Passage shown:
========================================================================

LBT Integer

addu12i.w

Synopsis

Instruction: addu12i.w rd, rj, imm
CPU Flags: LBT

Description

Add sign-extended 5-bit immediate left-shifted by 12 to unsigned 32-bit value in rj, sign-extend the 32-bit result to 64-bit and store in rd.

Operation

int64_t offset = (int64_t)sext(imm & 0x1f, 5) << 12;
dst = sext((uint32_t)a + (uint32_t)offset, 32);

Tested on real machine.

Latency and Throughput

CPU µarch Latency Throughput (IPC)
3C5000 LA464 1 4
3C6000 LA664 1 4

addu12i.d

Synopsis

Instruction: addu12i.d rd, rj, imm
CPU Flags: LBT

Description

Add sign-extended 5-bit immediate left-shifted by 12 to 64-bit value in rj and store the result in rd.

Operation

int64_t offset = (int64_t)sext(imm & 0x1f, 5) << 12;
dst = a + (uint64_t)offset;

Tested on real machine.

Latency and Throughput

CPU µarch Latency Throughput (IPC)
3C5000 LA464 1 4
3C6000 LA664 1 4

adc.b

Synopsis

Instruction: adc.b rd, rj, rk
CPU Flags: LBT

Description

Add 8-bit values in rj and rk with carry (CF in EFLAGS), sign-extend the result to 64-bit and store in rd.

Operation

uint8_t lhs = a;
uint8_t rhs = b;
uint8_t cf = EFLAGS.CF;
uint8_t r = lhs + rhs + cf;
dst = sext(r, 8);

Tested on real machine.

Latency and Throughput

CPU µarch Latency Throughput (IPC)

========================================================================

Stored records:
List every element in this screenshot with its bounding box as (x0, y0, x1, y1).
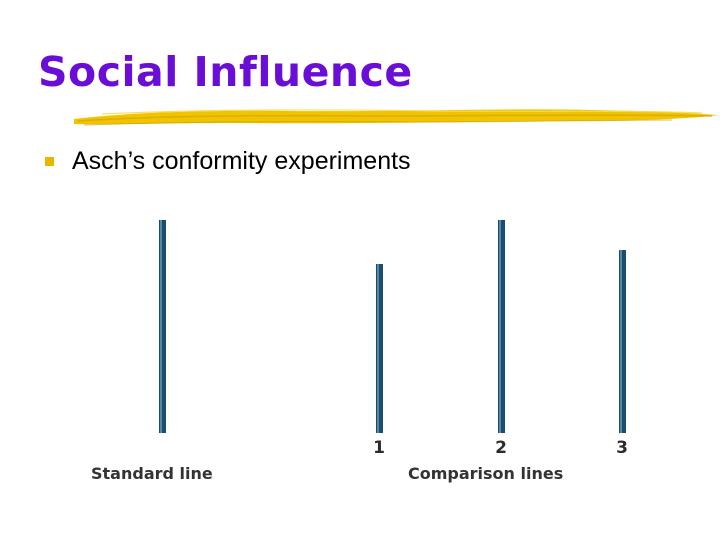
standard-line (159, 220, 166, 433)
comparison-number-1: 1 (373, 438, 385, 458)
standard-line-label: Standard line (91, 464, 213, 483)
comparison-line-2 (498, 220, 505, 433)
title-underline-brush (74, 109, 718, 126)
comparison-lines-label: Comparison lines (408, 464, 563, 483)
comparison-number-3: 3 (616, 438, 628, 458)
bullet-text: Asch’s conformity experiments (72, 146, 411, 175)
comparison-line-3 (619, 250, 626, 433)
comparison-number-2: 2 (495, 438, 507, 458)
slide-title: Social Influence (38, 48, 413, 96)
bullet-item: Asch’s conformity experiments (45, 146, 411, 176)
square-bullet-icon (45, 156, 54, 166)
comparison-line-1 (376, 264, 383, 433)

========================================================================

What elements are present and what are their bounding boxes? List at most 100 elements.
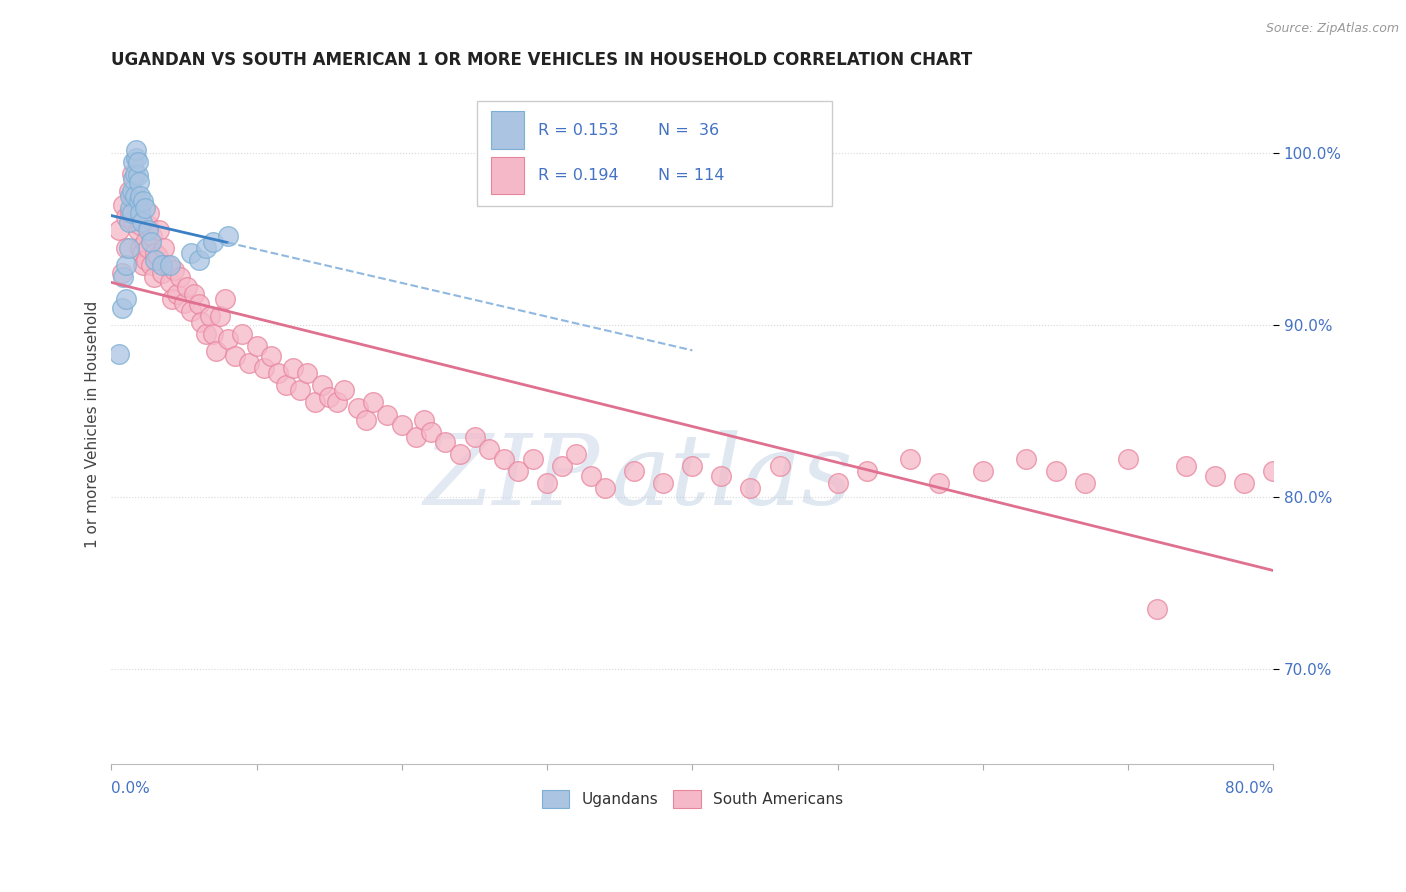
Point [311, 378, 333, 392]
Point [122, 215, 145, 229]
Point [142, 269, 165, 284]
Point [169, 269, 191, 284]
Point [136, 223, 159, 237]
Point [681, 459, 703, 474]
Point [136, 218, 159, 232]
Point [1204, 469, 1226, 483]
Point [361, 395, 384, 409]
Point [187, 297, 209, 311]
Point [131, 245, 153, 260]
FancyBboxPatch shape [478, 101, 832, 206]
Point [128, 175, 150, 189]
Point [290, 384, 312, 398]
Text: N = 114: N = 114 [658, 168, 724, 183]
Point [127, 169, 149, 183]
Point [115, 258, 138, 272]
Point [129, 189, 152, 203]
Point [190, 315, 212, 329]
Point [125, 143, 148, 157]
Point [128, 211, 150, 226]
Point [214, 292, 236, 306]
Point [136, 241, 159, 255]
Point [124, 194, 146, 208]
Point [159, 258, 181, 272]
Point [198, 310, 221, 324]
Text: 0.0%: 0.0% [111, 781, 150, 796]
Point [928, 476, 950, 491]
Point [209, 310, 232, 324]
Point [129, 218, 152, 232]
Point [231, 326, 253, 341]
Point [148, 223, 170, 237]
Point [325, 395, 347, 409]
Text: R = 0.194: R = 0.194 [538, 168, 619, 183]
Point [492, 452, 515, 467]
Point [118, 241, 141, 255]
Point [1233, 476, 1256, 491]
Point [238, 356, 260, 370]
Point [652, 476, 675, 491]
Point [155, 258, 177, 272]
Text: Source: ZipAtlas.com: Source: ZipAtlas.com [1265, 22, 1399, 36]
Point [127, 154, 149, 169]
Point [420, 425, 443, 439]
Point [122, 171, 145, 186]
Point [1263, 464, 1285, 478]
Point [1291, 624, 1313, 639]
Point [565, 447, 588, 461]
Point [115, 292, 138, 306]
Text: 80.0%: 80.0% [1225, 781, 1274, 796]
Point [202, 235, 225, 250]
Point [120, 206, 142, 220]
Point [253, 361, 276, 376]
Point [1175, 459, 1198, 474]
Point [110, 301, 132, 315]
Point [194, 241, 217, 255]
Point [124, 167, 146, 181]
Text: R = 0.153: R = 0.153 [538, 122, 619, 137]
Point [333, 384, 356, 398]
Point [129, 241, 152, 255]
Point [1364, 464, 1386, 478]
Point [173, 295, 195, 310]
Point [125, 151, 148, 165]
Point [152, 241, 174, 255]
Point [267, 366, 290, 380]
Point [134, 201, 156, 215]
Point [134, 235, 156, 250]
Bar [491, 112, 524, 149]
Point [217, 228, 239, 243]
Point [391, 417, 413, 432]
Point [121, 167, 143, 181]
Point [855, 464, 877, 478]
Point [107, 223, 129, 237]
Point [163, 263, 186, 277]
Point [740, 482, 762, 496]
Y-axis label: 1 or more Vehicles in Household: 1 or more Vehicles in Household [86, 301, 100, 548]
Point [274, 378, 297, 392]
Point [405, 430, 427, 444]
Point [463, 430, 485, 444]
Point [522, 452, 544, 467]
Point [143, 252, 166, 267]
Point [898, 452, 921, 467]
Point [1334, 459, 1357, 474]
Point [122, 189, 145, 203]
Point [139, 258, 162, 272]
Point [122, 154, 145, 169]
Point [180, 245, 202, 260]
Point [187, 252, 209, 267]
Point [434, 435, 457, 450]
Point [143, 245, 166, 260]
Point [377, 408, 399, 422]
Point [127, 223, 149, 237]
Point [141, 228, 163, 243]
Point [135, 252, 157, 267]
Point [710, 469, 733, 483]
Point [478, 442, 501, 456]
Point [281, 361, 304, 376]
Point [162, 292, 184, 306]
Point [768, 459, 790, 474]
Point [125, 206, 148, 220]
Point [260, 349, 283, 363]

========================================================================

Problems and tasks:
A) Print the passage of the LBT instruction reference from "LBT Integer" up to and including "32-bit result to 64-bit and store in rd.".
B) Carry on the LBT integer instruction reference from the point where it stops.
The records are separate from the LBT integer instruction reference.

Answer set:
A)
LBT Integer

addu12i.w

Synopsis

Instruction: addu12i.w rd, rj, imm
CPU Flags: LBT

Description

Add sign-extended 5-bit immediate left-shifted by 12 to unsigned 32-bit value in rj, sign-extend the 32-bit result to 64-bit and store in rd.

B)
3C5000 LA464 2 1
3C6000 LA664 2 1

adc.h

Synopsis

Instruction: adc.h rd, rj, rk
CPU Flags: LBT

Description

Add 16-bit values in rj and rk with carry (CF in EFLAGS), sign-extend the result to 64-bit and store in rd.

Operation

uint16_t lhs = a;
uint16_t rhs = b;
uint8_t cf = EFLAGS.CF;
uint16_t r = lhs + rhs + cf;
dst = sext(r, 16);

Tested on real machine.

Latency and Throughput

CPU µarch Latency Throughput (IPC)
3C5000 LA464 2 1
3C6000 LA664 2 1

adc.w

Synopsis

Instruction: adc.w rd, rj, rk
CPU Flags: LBT

Description

Add 32-bit values in rj and rk with carry (CF in EFLAGS), sign-extend the result to 64-bit and store in rd.

Operation

uint32_t lhs = a;
uint32_t rhs = b;
uint8_t cf = EFLAGS.CF;
uint32_t r = lhs + rhs + cf;
dst = sext(r, 32);

Tested on real machine.

Latency and Throughput

CPU µarch Latency Throughput (IPC)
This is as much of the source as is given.